The problem —
For the records below, say how many lines contain the string "text". Give the number only.

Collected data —
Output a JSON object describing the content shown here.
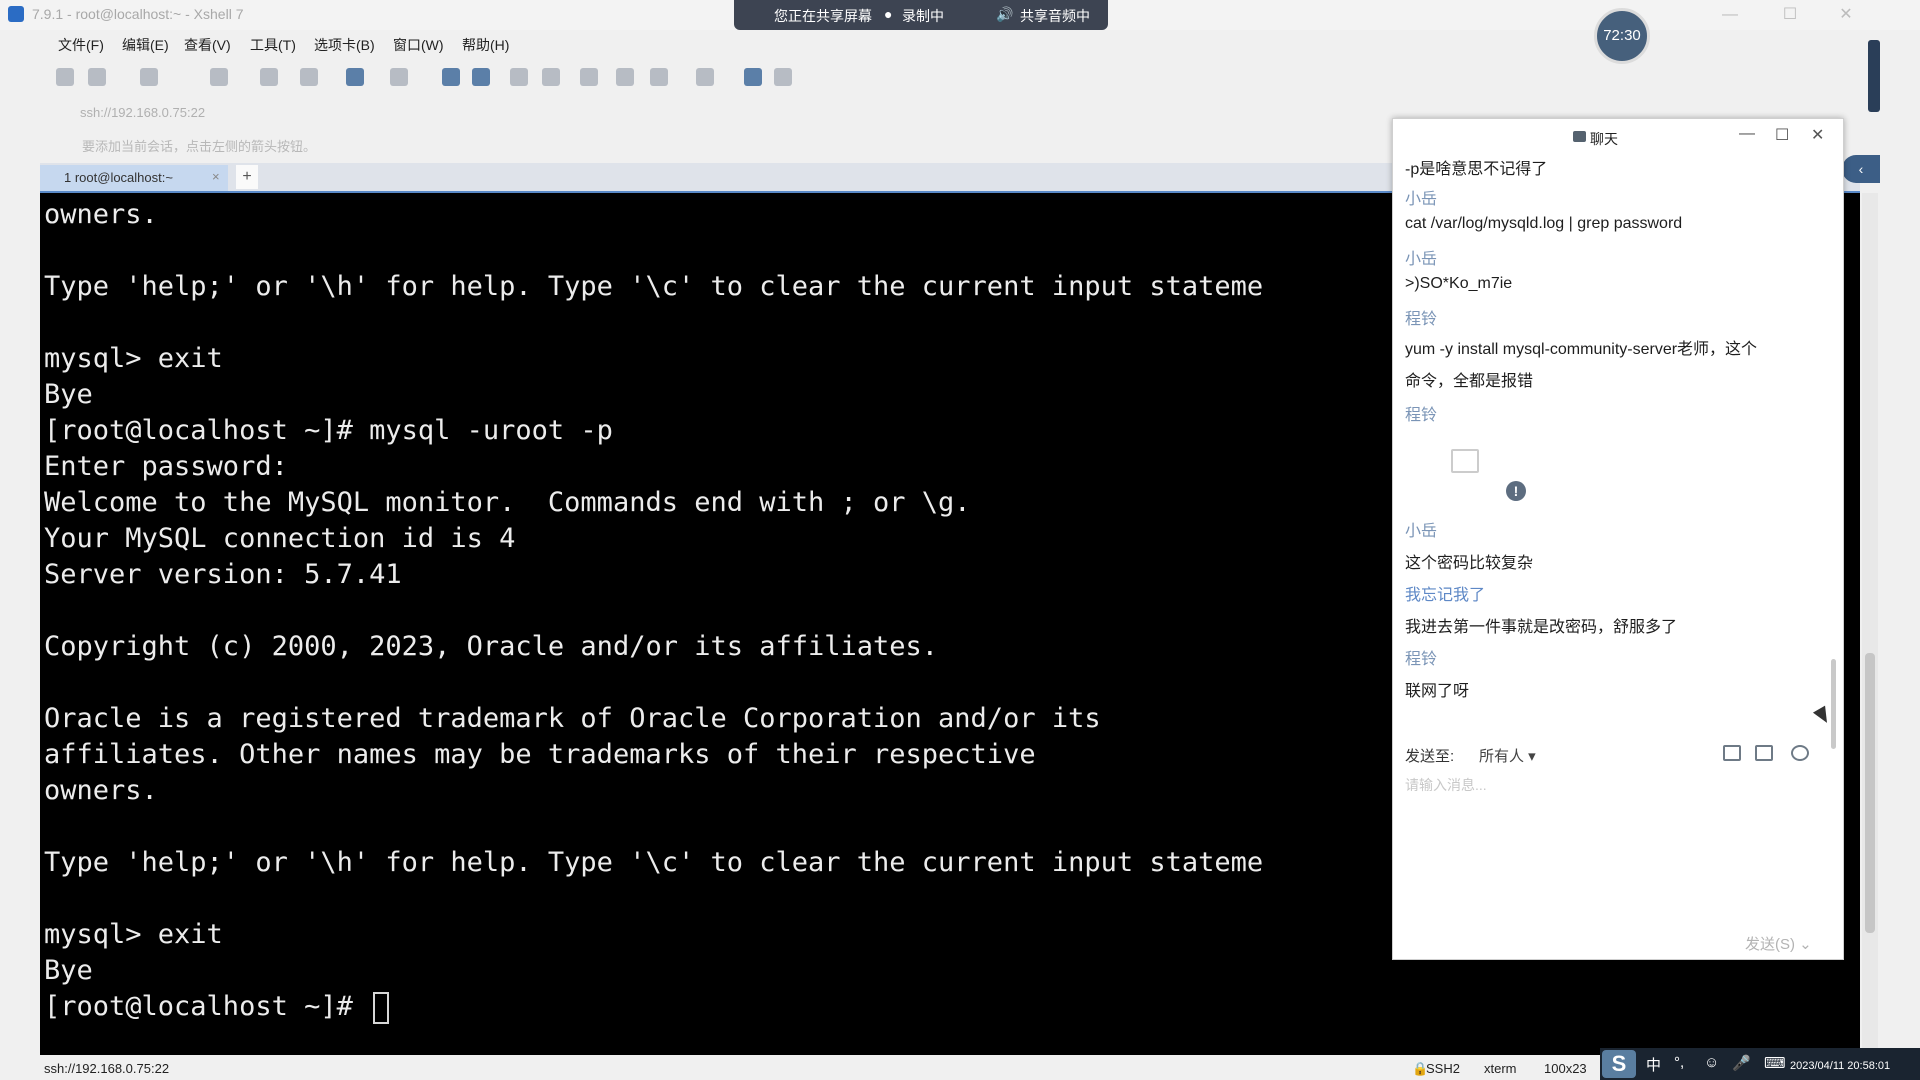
{
  "window": {
    "title": "7.9.1 - root@localhost:~ - Xshell 7",
    "controls": [
      "—",
      "☐",
      "✕"
    ]
  },
  "share_bar": {
    "sharing": "您正在共享屏幕",
    "recording": "录制中",
    "audio": "共享音频中"
  },
  "timer": "72:30",
  "menu": [
    "文件(F)",
    "编辑(E)",
    "查看(V)",
    "工具(T)",
    "选项卡(B)",
    "窗口(W)",
    "帮助(H)"
  ],
  "address": "ssh://192.168.0.75:22",
  "hint": "要添加当前会话，点击左侧的箭头按钮。",
  "tab": {
    "label": "1 root@localhost:~",
    "close": "×",
    "add": "+"
  },
  "terminal": {
    "lines": [
      "owners.",
      "",
      "Type 'help;' or '\\h' for help. Type '\\c' to clear the current input stateme",
      "",
      "mysql> exit",
      "Bye",
      "[root@localhost ~]# mysql -uroot -p",
      "Enter password:",
      "Welcome to the MySQL monitor.  Commands end with ; or \\g.",
      "Your MySQL connection id is 4",
      "Server version: 5.7.41",
      "",
      "Copyright (c) 2000, 2023, Oracle and/or its affiliates.",
      "",
      "Oracle is a registered trademark of Oracle Corporation and/or its",
      "affiliates. Other names may be trademarks of their respective",
      "owners.",
      "",
      "Type 'help;' or '\\h' for help. Type '\\c' to clear the current input stateme",
      "",
      "mysql> exit",
      "Bye",
      "[root@localhost ~]# "
    ]
  },
  "status": {
    "address": "ssh://192.168.0.75:22",
    "protocol": "SSH2",
    "term": "xterm",
    "size": "100x23",
    "date": "2023/04/11 20:58:01"
  },
  "tray": {
    "logo": "S",
    "ime": "中",
    "punct": "°,",
    "face": "☺",
    "mic": "🎤"
  },
  "chat": {
    "title": "聊天",
    "controls": [
      "—",
      "☐",
      "✕"
    ],
    "messages": [
      {
        "text": "-p是啥意思不记得了"
      },
      {
        "sender": "小岳"
      },
      {
        "text": "cat /var/log/mysqld.log | grep password"
      },
      {
        "sender": "小岳"
      },
      {
        "text": ">)SO*Ko_m7ie"
      },
      {
        "sender": "程铃"
      },
      {
        "text": "yum -y install mysql-community-server老师，这个"
      },
      {
        "text": "命令，全都是报错"
      },
      {
        "sender": "程铃"
      },
      {
        "sender": "小岳"
      },
      {
        "text": "这个密码比较复杂"
      },
      {
        "sender": "我忘记我了"
      },
      {
        "text": "我进去第一件事就是改密码，舒服多了"
      },
      {
        "sender": "程铃"
      },
      {
        "text": "联网了呀"
      }
    ],
    "error_mark": "!",
    "send_to_label": "发送至:",
    "recipient": "所有人 ▾",
    "input_placeholder": "请输入消息...",
    "send_button": "发送(S)  ⌄"
  }
}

Answer to the task —
8